→ **Task directions**: Scan the lines below; pull out those with "PERIOD".

→ **Data excerpts**:
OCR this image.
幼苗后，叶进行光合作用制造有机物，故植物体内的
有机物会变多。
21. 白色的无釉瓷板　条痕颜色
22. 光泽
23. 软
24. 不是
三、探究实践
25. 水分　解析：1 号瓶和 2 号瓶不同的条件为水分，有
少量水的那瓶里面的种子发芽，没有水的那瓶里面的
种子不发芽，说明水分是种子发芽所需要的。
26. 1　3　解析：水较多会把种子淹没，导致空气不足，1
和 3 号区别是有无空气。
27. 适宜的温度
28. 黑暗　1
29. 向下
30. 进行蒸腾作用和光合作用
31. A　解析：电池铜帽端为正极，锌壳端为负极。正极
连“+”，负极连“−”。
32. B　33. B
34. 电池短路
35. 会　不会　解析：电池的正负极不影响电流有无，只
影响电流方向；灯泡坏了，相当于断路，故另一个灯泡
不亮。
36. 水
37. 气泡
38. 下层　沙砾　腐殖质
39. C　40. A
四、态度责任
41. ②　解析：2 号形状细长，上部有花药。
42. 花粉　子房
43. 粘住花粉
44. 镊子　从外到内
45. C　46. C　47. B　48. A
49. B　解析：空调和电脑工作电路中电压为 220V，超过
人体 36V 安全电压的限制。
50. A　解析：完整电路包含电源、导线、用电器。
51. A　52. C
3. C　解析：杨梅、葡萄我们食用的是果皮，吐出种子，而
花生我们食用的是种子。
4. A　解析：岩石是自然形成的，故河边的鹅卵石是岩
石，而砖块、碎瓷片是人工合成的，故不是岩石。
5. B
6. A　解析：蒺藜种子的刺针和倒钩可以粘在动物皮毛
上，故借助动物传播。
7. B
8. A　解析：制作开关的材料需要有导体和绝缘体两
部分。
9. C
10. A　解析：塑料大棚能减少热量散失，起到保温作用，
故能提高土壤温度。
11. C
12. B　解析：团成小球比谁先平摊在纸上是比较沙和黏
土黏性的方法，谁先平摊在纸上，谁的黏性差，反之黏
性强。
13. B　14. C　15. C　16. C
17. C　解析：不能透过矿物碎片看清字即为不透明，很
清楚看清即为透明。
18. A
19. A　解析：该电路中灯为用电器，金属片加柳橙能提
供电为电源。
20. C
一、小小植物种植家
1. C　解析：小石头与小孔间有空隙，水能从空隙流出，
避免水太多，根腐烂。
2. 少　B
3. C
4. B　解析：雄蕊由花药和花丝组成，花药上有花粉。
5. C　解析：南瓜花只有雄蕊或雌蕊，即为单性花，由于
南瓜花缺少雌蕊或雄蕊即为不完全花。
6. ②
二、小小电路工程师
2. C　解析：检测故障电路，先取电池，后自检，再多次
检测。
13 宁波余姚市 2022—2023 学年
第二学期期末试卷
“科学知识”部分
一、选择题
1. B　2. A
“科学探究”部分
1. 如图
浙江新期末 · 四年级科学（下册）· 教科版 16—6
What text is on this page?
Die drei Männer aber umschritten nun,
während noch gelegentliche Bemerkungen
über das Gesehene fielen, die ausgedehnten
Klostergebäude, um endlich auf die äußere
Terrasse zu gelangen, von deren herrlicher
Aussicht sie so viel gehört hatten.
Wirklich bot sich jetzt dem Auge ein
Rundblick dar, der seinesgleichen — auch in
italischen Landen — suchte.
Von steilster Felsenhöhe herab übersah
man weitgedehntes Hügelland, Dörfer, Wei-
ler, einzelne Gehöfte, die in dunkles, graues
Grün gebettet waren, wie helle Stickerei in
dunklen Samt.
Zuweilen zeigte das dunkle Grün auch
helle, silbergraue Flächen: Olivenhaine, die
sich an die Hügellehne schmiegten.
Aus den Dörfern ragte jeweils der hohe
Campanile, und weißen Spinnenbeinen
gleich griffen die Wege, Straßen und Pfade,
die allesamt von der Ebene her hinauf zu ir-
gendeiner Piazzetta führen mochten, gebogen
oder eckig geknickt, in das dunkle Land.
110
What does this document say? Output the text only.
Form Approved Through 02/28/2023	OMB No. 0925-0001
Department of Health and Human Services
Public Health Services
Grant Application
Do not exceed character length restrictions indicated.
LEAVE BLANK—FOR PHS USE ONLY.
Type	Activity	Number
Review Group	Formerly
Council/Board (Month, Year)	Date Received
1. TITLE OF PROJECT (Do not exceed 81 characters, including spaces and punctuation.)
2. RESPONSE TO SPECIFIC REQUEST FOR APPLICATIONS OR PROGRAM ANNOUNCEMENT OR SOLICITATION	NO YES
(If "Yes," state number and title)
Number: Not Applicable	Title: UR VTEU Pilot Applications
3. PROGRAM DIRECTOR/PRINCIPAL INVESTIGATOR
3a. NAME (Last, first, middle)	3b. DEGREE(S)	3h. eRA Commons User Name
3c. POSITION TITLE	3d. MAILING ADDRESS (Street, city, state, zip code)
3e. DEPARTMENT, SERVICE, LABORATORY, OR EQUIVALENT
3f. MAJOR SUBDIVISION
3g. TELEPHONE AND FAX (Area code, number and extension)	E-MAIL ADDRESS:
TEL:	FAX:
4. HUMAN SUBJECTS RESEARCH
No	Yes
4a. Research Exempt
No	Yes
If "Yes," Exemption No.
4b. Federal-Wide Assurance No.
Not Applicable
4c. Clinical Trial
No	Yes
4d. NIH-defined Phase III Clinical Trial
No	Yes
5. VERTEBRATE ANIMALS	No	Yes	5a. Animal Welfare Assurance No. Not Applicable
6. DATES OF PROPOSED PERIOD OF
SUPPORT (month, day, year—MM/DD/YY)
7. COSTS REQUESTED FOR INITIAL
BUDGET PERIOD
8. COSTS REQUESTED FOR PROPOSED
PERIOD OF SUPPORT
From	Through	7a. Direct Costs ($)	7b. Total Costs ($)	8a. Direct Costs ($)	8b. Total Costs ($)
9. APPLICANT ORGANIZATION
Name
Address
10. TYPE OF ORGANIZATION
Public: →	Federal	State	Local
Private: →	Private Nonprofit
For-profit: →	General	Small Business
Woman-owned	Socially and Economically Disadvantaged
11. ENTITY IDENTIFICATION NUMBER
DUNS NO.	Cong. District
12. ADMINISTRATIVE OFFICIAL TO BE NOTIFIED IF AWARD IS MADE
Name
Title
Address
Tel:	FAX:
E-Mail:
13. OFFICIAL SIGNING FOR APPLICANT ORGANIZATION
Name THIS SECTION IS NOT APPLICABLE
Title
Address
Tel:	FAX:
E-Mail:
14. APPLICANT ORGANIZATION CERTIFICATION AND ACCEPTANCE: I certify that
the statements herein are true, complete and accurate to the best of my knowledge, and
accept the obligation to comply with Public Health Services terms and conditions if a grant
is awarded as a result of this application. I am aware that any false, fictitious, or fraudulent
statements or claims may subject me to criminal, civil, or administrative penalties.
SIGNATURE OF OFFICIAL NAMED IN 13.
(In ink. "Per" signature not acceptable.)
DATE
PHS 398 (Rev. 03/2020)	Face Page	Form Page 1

→ **Exercise response**:
6. DATES OF PROPOSED PERIOD OF
BUDGET PERIOD
PERIOD OF SUPPORT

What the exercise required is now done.